§ To be done: In the entries below, identify every line with the string "якого" and copy it.

§ Collected data:
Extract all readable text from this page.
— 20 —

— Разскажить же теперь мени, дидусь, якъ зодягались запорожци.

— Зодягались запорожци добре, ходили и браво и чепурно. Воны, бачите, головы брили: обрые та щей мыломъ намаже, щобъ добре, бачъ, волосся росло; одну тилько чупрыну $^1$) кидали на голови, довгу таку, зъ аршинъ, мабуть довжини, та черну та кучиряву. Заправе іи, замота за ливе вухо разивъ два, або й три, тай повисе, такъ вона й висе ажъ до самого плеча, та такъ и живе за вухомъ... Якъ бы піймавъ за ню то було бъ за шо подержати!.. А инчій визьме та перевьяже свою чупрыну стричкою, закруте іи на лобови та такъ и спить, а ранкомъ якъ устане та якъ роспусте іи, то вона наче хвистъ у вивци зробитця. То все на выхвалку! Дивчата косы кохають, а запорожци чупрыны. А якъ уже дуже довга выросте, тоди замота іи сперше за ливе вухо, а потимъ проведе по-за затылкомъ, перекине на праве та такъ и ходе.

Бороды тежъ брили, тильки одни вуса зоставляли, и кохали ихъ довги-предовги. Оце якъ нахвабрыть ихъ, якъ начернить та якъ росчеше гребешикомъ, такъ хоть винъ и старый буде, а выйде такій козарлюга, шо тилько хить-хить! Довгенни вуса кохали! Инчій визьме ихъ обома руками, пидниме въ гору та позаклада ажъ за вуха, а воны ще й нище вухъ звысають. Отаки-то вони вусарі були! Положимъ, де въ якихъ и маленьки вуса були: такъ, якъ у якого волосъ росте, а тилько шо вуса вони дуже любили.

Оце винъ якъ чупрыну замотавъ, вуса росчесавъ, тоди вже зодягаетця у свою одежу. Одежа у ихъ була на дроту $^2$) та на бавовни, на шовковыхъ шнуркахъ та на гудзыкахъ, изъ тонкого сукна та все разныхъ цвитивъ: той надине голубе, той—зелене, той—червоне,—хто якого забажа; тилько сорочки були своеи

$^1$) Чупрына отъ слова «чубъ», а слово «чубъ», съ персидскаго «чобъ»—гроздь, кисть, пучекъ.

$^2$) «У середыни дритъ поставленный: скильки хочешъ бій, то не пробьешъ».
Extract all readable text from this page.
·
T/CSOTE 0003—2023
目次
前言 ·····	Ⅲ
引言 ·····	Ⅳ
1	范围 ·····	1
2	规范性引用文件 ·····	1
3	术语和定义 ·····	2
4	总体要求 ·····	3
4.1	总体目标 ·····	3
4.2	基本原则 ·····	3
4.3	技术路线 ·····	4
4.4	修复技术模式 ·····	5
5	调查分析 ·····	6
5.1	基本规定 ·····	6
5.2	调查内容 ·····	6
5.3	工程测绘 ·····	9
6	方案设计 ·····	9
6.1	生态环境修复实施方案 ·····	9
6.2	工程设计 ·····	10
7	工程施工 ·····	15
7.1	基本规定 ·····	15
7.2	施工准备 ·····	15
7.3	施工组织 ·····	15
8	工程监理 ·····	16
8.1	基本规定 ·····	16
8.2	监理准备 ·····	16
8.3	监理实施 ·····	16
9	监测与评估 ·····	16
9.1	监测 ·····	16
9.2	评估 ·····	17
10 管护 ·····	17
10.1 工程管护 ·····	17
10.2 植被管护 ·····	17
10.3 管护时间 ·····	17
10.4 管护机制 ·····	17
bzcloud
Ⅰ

§ Answer to this problem:
Бороды тежъ брили, тильки одни вуса зоставляли, и кохали ихъ довги-предовги. Оце якъ нахвабрыть ихъ, якъ начернить та якъ росчеше гребешикомъ, такъ хоть винъ и старый буде, а выйде такій козарлюга, шо тилько хить-хить! Довгенни вуса кохали! Инчій визьме ихъ обома руками, пидниме въ гору та позаклада ажъ за вуха, а воны ще й нище вухъ звысають. Отаки-то вони вусарі були! Положимъ, де въ якихъ и маленьки вуса були: такъ, якъ у якого волосъ росте, а тилько шо вуса вони дуже любили.
Оце винъ якъ чупрыну замотавъ, вуса росчесавъ, тоди вже зодягаетця у свою одежу. Одежа у ихъ була на дроту $^2$) та на бавовни, на шовковыхъ шнуркахъ та на гудзыкахъ, изъ тонкого сукна та все разныхъ цвитивъ: той надине голубе, той—зелене, той—червоне,—хто якого забажа; тилько сорочки були своеи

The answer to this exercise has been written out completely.